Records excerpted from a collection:
+---+

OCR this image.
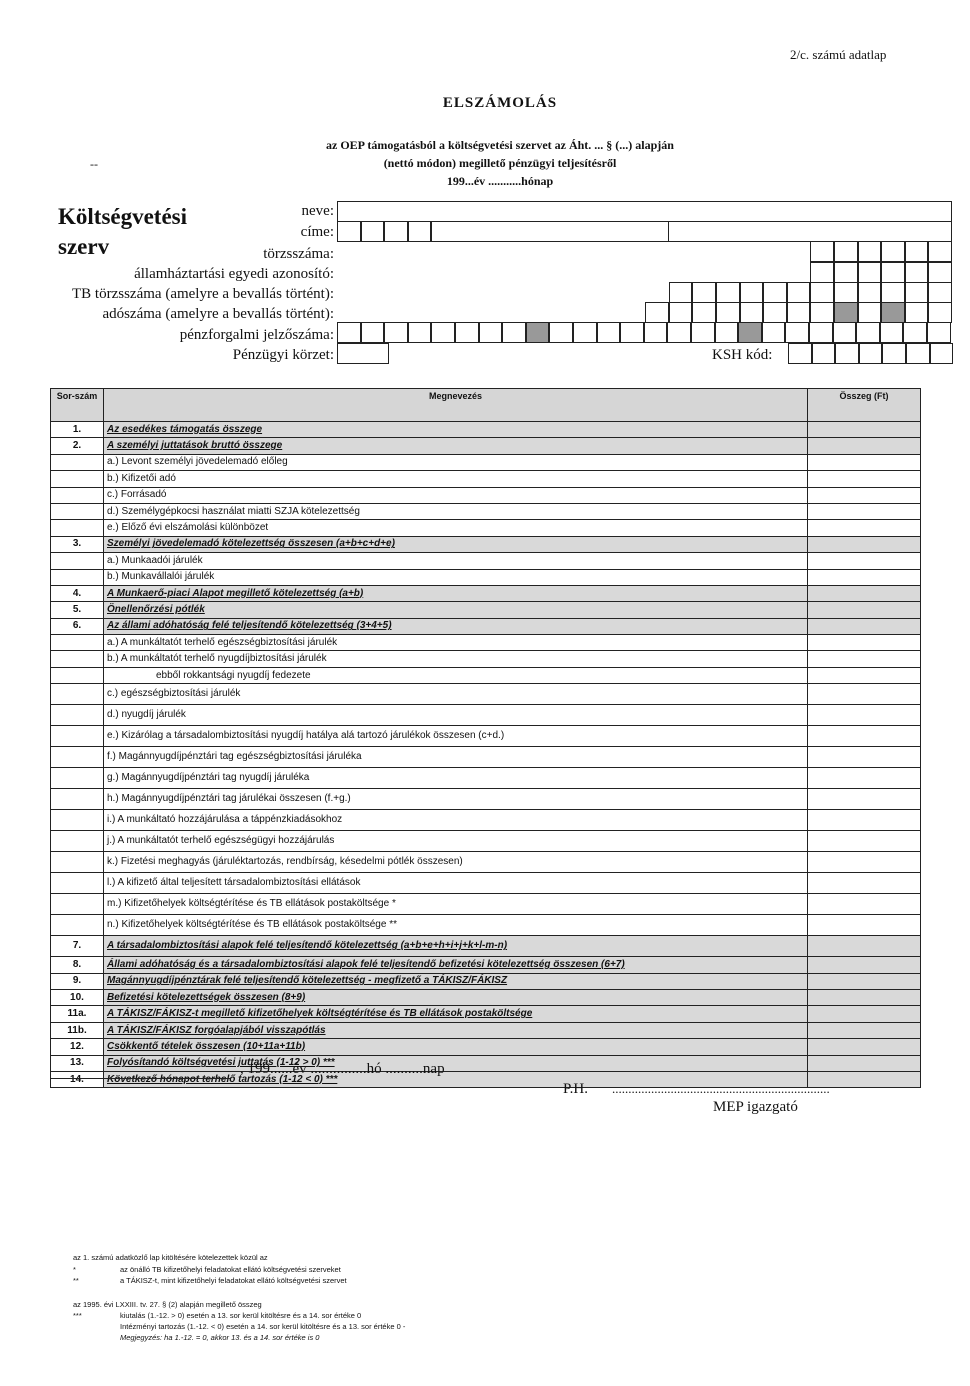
2/c. számú adatlap
ELSZÁMOLÁS
az OEP támogatásból a költségvetési szervet az Áht. ... § (...) alapján
(nettó módon) megillető pénzügyi teljesítésről
199...év ...........hónap
--
Költségvetési
szerv
neve:
címe:
törzsszáma:
államháztartási egyedi azonosító:
TB törzsszáma (amelyre a bevallás történt):
adószáma (amelyre a bevallás történt):
pénzforgalmi jelzőszáma:
Pénzügyi körzet:	KSH kód:
Sor-szám	Megnevezés	Összeg (Ft)
1.	Az esedékes támogatás összege	
2.	A személyi juttatások bruttó összege	
	a.) Levont személyi jövedelemadó előleg	
	b.) Kifizetői adó	
	c.) Forrásadó	
	d.) Személygépkocsi használat miatti SZJA kötelezettség	
	e.) Előző évi elszámolási különbözet	
3.	Személyi jövedelemadó kötelezettség összesen (a+b+c+d+e)	
	a.) Munkaadói járulék	
	b.) Munkavállalói járulék	
4.	A Munkaerő-piaci Alapot megillető kötelezettség (a+b)	
5.	Önellenőrzési pótlék	
6.	Az állami adóhatóság felé teljesítendő kötelezettség (3+4+5)	
	a.) A munkáltatót terhelő egészségbiztosítási járulék	
	b.) A munkáltatót terhelő nyugdíjbiztosítási járulék	
	ebből rokkantsági nyugdíj fedezete	
	c.) egészségbiztosítási járulék	
	d.) nyugdíj járulék	
	e.) Kizárólag a társadalombiztosítási nyugdíj hatálya alá tartozó járulékok összesen (c+d.)	
	f.) Magánnyugdíjpénztári tag egészségbiztosítási járuléka	
	g.) Magánnyugdíjpénztári tag nyugdíj járuléka	
	h.) Magánnyugdíjpénztári tag járulékai összesen (f.+g.)	
	i.) A munkáltató hozzájárulása a táppénzkiadásokhoz	
	j.) A munkáltatót terhelő egészségügyi hozzájárulás	
	k.) Fizetési meghagyás (járuléktartozás, rendbírság, késedelmi pótlék összesen)	
	l.) A kifizető által teljesített társadalombiztosítási ellátások	
	m.) Kifizetőhelyek költségtérítése és TB ellátások postaköltsége *	
	n.) Kifizetőhelyek költségtérítése és TB ellátások postaköltsége **	
7.	A társadalombiztosítási alapok felé teljesítendő kötelezettség (a+b+e+h+i+j+k+l-m-n)	
8.	Állami adóhatóság és a társadalombiztosítási alapok felé teljesítendő befizetési kötelezettség összesen (6+7)	
9.	Magánnyugdíjpénztárak felé teljesítendő kötelezettség - megfizető a TÁKISZ/FÁKISZ	
10.	Befizetési kötelezettségek összesen (8+9)	
11a.	A TÁKISZ/FÁKISZ-t megillető kifizetőhelyek költségtérítése és TB ellátások postaköltsége	
11b.	A TÁKISZ/FÁKISZ forgóalapjából visszapótlás	
12.	Csökkentő tételek összesen (10+11a+11b)	
13.	Folyósítandó költségvetési juttatás (1-12 > 0) ***	
14.	Következő hónapot terhelő tartozás (1-12 < 0) ***	
, 199......év ...............hó ..........nap
P.H. ...................................................................
MEP igazgató
az 1. számú adatközlő lap kitöltésére kötelezettek közül az
*	az önálló TB kifizetőhelyi feladatokat ellátó költségvetési szerveket
**	a TÁKISZ-t, mint kifizetőhelyi feladatokat ellátó költségvetési szervet
az 1995. évi LXXIII. tv. 27. § (2) alapján megillető összeg
***	kiutalás (1.-12. > 0) esetén a 13. sor kerül kitöltésre és a 14. sor értéke 0
Intézményi tartozás (1.-12. < 0) esetén a 14. sor kerül kitöltésre és a 13. sor értéke 0 -
Megjegyzés: ha 1.-12. = 0, akkor 13. és a 14. sor értéke is 0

+---+

Copy each line of the records precisely and drop any images they hold.

Written reply –
OCR this image.
2/c. számú adatlap
ELSZÁMOLÁS
az OEP támogatásból a költségvetési szervet az Áht. ... § (...) alapján
(nettó módon) megillető pénzügyi teljesítésről
199...év ...........hónap
--
Költségvetési
szerv
neve:
címe:
törzsszáma:
államháztartási egyedi azonosító:
TB törzsszáma (amelyre a bevallás történt):
adószáma (amelyre a bevallás történt):
pénzforgalmi jelzőszáma:
Pénzügyi körzet:	KSH kód:
Sor-szám	Megnevezés	Összeg (Ft)
1.	Az esedékes támogatás összege	
2.	A személyi juttatások bruttó összege	
	a.) Levont személyi jövedelemadó előleg	
	b.) Kifizetői adó	
	c.) Forrásadó	
	d.) Személygépkocsi használat miatti SZJA kötelezettség	
	e.) Előző évi elszámolási különbözet	
3.	Személyi jövedelemadó kötelezettség összesen (a+b+c+d+e)	
	a.) Munkaadói járulék	
	b.) Munkavállalói járulék	
4.	A Munkaerő-piaci Alapot megillető kötelezettség (a+b)	
5.	Önellenőrzési pótlék	
6.	Az állami adóhatóság felé teljesítendő kötelezettség (3+4+5)	
	a.) A munkáltatót terhelő egészségbiztosítási járulék	
	b.) A munkáltatót terhelő nyugdíjbiztosítási járulék	
	ebből rokkantsági nyugdíj fedezete	
	c.) egészségbiztosítási járulék	
	d.) nyugdíj járulék	
	e.) Kizárólag a társadalombiztosítási nyugdíj hatálya alá tartozó járulékok összesen (c+d.)	
	f.) Magánnyugdíjpénztári tag egészségbiztosítási járuléka	
	g.) Magánnyugdíjpénztári tag nyugdíj járuléka	
	h.) Magánnyugdíjpénztári tag járulékai összesen (f.+g.)	
	i.) A munkáltató hozzájárulása a táppénzkiadásokhoz	
	j.) A munkáltatót terhelő egészségügyi hozzájárulás	
	k.) Fizetési meghagyás (járuléktartozás, rendbírság, késedelmi pótlék összesen)	
	l.) A kifizető által teljesített társadalombiztosítási ellátások	
	m.) Kifizetőhelyek költségtérítése és TB ellátások postaköltsége *	
	n.) Kifizetőhelyek költségtérítése és TB ellátások postaköltsége **	
7.	A társadalombiztosítási alapok felé teljesítendő kötelezettség (a+b+e+h+i+j+k+l-m-n)	
8.	Állami adóhatóság és a társadalombiztosítási alapok felé teljesítendő befizetési kötelezettség összesen (6+7)	
9.	Magánnyugdíjpénztárak felé teljesítendő kötelezettség - megfizető a TÁKISZ/FÁKISZ	
10.	Befizetési kötelezettségek összesen (8+9)	
11a.	A TÁKISZ/FÁKISZ-t megillető kifizetőhelyek költségtérítése és TB ellátások postaköltsége	
11b.	A TÁKISZ/FÁKISZ forgóalapjából visszapótlás	
12.	Csökkentő tételek összesen (10+11a+11b)	
13.	Folyósítandó költségvetési juttatás (1-12 > 0) ***	
14.	Következő hónapot terhelő tartozás (1-12 < 0) ***	
, 199......év ...............hó ..........nap
P.H. ...................................................................
MEP igazgató
az 1. számú adatközlő lap kitöltésére kötelezettek közül az
*	az önálló TB kifizetőhelyi feladatokat ellátó költségvetési szerveket
**	a TÁKISZ-t, mint kifizetőhelyi feladatokat ellátó költségvetési szervet
az 1995. évi LXXIII. tv. 27. § (2) alapján megillető összeg
***	kiutalás (1.-12. > 0) esetén a 13. sor kerül kitöltésre és a 14. sor értéke 0
Intézményi tartozás (1.-12. < 0) esetén a 14. sor kerül kitöltésre és a 13. sor értéke 0 -
Megjegyzés: ha 1.-12. = 0, akkor 13. és a 14. sor értéke is 0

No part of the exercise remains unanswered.